* Short task *
Omit the pictures, please, and give each record below again exactly.

[Items listed in a dataset]
---------------
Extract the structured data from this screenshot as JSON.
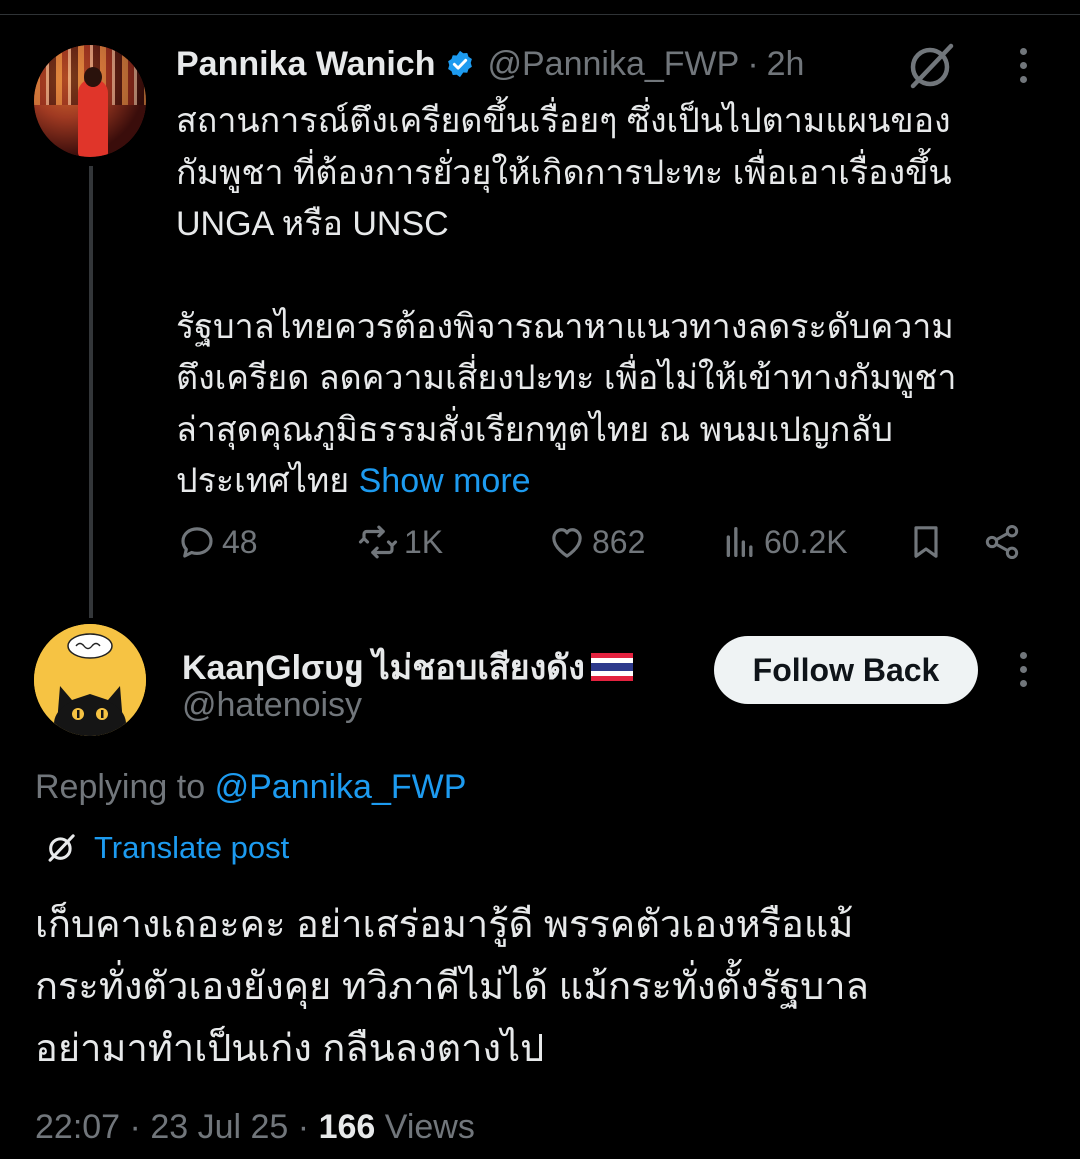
{
  "original_post": {
    "author_name": "Pannika Wanich",
    "handle": "@Pannika_FWP",
    "separator": "·",
    "time": "2h",
    "body_lines_1": [
      "สถานการณ์ตึงเครียดขึ้นเรื่อยๆ ซึ่งเป็นไปตามแผนของ",
      "กัมพูชา ที่ต้องการยั่วยุให้เกิดการปะทะ เพื่อเอาเรื่องขึ้น",
      "UNGA หรือ UNSC"
    ],
    "body_lines_2": [
      "รัฐบาลไทยควรต้องพิจารณาหาแนวทางลดระดับความ",
      "ตึงเครียด ลดความเสี่ยงปะทะ เพื่อไม่ให้เข้าทางกัมพูชา",
      "ล่าสุดคุณภูมิธรรมสั่งเรียกทูตไทย ณ พนมเปญกลับ"
    ],
    "body_last_line": "ประเทศไทย",
    "show_more": "Show more",
    "stats": {
      "replies": "48",
      "reposts": "1K",
      "likes": "862",
      "views": "60.2K"
    },
    "icons": [
      "verified-badge-icon",
      "grok-icon",
      "more-icon",
      "reply-icon",
      "repost-icon",
      "like-icon",
      "views-icon",
      "bookmark-icon",
      "share-icon"
    ]
  },
  "reply_post": {
    "author_name": "KaaηGlσυყ ไม่ชอบเสียงดัง",
    "handle": "@hatenoisy",
    "follow_button": "Follow Back",
    "replying_label": "Replying to",
    "replying_to": "@Pannika_FWP",
    "translate_label": "Translate post",
    "body_lines": [
      "เก็บคางเถอะคะ อย่าเสร่อมารู้ดี พรรคตัวเองหรือแม้",
      "กระทั่งตัวเองยังคุย ทวิภาคีไม่ได้ แม้กระทั่งตั้งรัฐบาล",
      "อย่ามาทำเป็นเก่ง กลืนลงตางไป"
    ],
    "time": "22:07",
    "date": "23 Jul 25",
    "views_count": "166",
    "views_label": "Views",
    "separator": "·"
  },
  "colors": {
    "background": "#000000",
    "text": "#e7e9ea",
    "muted": "#71767b",
    "accent": "#1d9bf0",
    "divider": "#2f3336"
  }
}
---------------
* Answer for this exercise *
Extract the structured data from this screenshot as JSON.
{
  "original_post": {
    "author_name": "Pannika Wanich",
    "handle": "@Pannika_FWP",
    "separator": "·",
    "time": "2h",
    "body_lines_1": [
      "สถานการณ์ตึงเครียดขึ้นเรื่อยๆ ซึ่งเป็นไปตามแผนของ",
      "กัมพูชา ที่ต้องการยั่วยุให้เกิดการปะทะ เพื่อเอาเรื่องขึ้น",
      "UNGA หรือ UNSC"
    ],
    "body_lines_2": [
      "รัฐบาลไทยควรต้องพิจารณาหาแนวทางลดระดับความ",
      "ตึงเครียด ลดความเสี่ยงปะทะ เพื่อไม่ให้เข้าทางกัมพูชา",
      "ล่าสุดคุณภูมิธรรมสั่งเรียกทูตไทย ณ พนมเปญกลับ"
    ],
    "body_last_line": "ประเทศไทย",
    "show_more": "Show more",
    "stats": {
      "replies": "48",
      "reposts": "1K",
      "likes": "862",
      "views": "60.2K"
    },
    "icons": [
      "verified-badge-icon",
      "grok-icon",
      "more-icon",
      "reply-icon",
      "repost-icon",
      "like-icon",
      "views-icon",
      "bookmark-icon",
      "share-icon"
    ]
  },
  "reply_post": {
    "author_name": "KaaηGlσυყ ไม่ชอบเสียงดัง",
    "handle": "@hatenoisy",
    "follow_button": "Follow Back",
    "replying_label": "Replying to",
    "replying_to": "@Pannika_FWP",
    "translate_label": "Translate post",
    "body_lines": [
      "เก็บคางเถอะคะ อย่าเสร่อมารู้ดี พรรคตัวเองหรือแม้",
      "กระทั่งตัวเองยังคุย ทวิภาคีไม่ได้ แม้กระทั่งตั้งรัฐบาล",
      "อย่ามาทำเป็นเก่ง กลืนลงตางไป"
    ],
    "time": "22:07",
    "date": "23 Jul 25",
    "views_count": "166",
    "views_label": "Views",
    "separator": "·"
  },
  "colors": {
    "background": "#000000",
    "text": "#e7e9ea",
    "muted": "#71767b",
    "accent": "#1d9bf0",
    "divider": "#2f3336"
  }
}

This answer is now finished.